Recorded data:

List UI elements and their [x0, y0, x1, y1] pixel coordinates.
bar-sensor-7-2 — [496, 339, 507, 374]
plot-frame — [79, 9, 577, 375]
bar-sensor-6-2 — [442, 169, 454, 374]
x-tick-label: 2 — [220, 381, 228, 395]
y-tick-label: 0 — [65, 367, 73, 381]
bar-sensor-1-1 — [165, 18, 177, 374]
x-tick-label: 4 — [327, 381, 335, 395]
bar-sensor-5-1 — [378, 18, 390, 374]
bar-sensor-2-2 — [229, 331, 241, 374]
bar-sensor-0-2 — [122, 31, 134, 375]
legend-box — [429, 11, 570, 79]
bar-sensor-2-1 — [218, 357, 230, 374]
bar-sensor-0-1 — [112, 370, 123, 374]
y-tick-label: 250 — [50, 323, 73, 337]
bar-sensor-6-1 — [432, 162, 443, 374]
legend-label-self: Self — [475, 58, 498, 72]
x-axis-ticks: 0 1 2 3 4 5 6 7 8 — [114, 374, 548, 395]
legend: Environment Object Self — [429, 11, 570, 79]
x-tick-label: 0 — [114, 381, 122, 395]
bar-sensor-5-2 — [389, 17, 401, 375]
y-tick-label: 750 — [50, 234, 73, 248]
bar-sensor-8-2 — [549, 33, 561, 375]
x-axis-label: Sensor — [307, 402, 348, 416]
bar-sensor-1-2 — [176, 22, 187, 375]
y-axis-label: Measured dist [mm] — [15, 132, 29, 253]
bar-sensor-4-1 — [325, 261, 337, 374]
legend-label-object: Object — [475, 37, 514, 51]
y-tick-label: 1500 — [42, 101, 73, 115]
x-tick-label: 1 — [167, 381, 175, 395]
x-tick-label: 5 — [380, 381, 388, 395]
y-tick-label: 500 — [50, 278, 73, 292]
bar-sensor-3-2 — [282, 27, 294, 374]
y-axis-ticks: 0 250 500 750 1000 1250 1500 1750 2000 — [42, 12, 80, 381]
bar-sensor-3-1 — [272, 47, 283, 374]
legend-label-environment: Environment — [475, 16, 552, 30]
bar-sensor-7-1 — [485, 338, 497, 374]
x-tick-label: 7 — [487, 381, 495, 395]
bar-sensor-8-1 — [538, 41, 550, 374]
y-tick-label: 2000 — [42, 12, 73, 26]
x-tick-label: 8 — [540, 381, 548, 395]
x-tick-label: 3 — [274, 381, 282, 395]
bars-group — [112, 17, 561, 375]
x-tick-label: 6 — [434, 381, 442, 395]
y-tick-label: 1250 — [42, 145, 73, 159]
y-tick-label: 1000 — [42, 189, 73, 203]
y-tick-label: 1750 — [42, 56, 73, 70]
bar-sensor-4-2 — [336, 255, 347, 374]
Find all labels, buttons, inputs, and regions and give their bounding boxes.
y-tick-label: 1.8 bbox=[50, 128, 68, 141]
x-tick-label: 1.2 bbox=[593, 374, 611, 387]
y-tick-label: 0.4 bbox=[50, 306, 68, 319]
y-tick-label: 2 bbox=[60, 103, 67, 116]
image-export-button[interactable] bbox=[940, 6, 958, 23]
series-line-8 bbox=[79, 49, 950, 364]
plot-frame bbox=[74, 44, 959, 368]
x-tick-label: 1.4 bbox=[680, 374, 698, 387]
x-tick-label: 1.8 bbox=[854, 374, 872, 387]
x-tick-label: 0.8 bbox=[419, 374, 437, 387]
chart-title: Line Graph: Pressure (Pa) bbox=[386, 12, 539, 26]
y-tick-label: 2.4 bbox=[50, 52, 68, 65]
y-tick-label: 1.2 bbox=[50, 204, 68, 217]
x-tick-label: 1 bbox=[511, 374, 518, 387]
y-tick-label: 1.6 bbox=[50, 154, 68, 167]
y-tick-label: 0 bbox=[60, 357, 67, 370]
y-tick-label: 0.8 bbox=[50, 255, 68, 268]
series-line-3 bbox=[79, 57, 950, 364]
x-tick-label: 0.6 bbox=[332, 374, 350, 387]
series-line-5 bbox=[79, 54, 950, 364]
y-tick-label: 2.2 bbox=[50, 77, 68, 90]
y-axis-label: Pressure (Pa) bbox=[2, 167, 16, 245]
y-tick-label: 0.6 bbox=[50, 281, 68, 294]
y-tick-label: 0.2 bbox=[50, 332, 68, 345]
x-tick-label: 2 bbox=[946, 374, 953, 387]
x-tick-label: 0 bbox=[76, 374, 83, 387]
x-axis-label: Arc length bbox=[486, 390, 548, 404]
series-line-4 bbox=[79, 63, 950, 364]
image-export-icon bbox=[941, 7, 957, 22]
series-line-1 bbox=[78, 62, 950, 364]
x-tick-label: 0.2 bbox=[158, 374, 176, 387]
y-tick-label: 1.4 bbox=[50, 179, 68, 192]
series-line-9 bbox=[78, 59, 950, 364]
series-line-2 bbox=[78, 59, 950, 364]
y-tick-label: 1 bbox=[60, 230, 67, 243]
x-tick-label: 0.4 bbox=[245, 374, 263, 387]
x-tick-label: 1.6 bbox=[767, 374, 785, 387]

EXERCISE DESCRIPTION: Repeat the part of the items above that runs from the first line through the line containing "x-tick-label: 4 — [327, 381, 335, 395]", keeping each line as it stands.

ANSWER BELOW:
List UI elements and their [x0, y0, x1, y1] pixel coordinates.
bar-sensor-7-2 — [496, 339, 507, 374]
plot-frame — [79, 9, 577, 375]
bar-sensor-6-2 — [442, 169, 454, 374]
x-tick-label: 2 — [220, 381, 228, 395]
y-tick-label: 0 — [65, 367, 73, 381]
bar-sensor-1-1 — [165, 18, 177, 374]
x-tick-label: 4 — [327, 381, 335, 395]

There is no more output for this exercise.